◆ Set exercise ◆
Print the records below exactly as they appear.

Saved data entries
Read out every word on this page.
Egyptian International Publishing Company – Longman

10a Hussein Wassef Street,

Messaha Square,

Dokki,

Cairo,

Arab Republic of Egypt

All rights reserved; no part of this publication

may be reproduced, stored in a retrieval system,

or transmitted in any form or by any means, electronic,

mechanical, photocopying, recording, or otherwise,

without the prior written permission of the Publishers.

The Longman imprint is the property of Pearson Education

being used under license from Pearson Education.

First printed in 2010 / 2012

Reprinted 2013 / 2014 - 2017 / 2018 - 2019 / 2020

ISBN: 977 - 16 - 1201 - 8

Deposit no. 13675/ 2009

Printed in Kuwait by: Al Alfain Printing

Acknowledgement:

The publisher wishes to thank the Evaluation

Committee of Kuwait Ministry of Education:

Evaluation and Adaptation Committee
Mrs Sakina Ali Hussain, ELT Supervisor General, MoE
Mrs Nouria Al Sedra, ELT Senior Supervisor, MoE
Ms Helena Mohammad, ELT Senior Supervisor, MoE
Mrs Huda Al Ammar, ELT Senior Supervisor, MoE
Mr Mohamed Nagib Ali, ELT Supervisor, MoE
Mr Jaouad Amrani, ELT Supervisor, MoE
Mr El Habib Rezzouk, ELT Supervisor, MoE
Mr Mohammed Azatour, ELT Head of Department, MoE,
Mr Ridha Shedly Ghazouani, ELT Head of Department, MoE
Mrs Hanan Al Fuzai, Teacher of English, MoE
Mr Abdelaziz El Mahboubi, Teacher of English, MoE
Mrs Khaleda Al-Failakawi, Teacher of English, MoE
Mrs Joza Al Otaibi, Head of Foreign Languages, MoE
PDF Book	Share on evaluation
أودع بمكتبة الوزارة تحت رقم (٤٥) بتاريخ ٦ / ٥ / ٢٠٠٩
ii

◆ Answer for the task ◆
Read out every word on this page.
Egyptian International Publishing Company – Longman

10a Hussein Wassef Street,

Messaha Square,

Dokki,

Cairo,

Arab Republic of Egypt

All rights reserved; no part of this publication

may be reproduced, stored in a retrieval system,

or transmitted in any form or by any means, electronic,

mechanical, photocopying, recording, or otherwise,

without the prior written permission of the Publishers.

The Longman imprint is the property of Pearson Education

being used under license from Pearson Education.

First printed in 2010 / 2012

Reprinted 2013 / 2014 - 2017 / 2018 - 2019 / 2020

ISBN: 977 - 16 - 1201 - 8

Deposit no. 13675/ 2009

Printed in Kuwait by: Al Alfain Printing

Acknowledgement:

The publisher wishes to thank the Evaluation

Committee of Kuwait Ministry of Education:

Evaluation and Adaptation Committee
Mrs Sakina Ali Hussain, ELT Supervisor General, MoE
Mrs Nouria Al Sedra, ELT Senior Supervisor, MoE
Ms Helena Mohammad, ELT Senior Supervisor, MoE
Mrs Huda Al Ammar, ELT Senior Supervisor, MoE
Mr Mohamed Nagib Ali, ELT Supervisor, MoE
Mr Jaouad Amrani, ELT Supervisor, MoE
Mr El Habib Rezzouk, ELT Supervisor, MoE
Mr Mohammed Azatour, ELT Head of Department, MoE,
Mr Ridha Shedly Ghazouani, ELT Head of Department, MoE
Mrs Hanan Al Fuzai, Teacher of English, MoE
Mr Abdelaziz El Mahboubi, Teacher of English, MoE
Mrs Khaleda Al-Failakawi, Teacher of English, MoE
Mrs Joza Al Otaibi, Head of Foreign Languages, MoE
PDF Book	Share on evaluation
أودع بمكتبة الوزارة تحت رقم (٤٥) بتاريخ ٦ / ٥ / ٢٠٠٩
ii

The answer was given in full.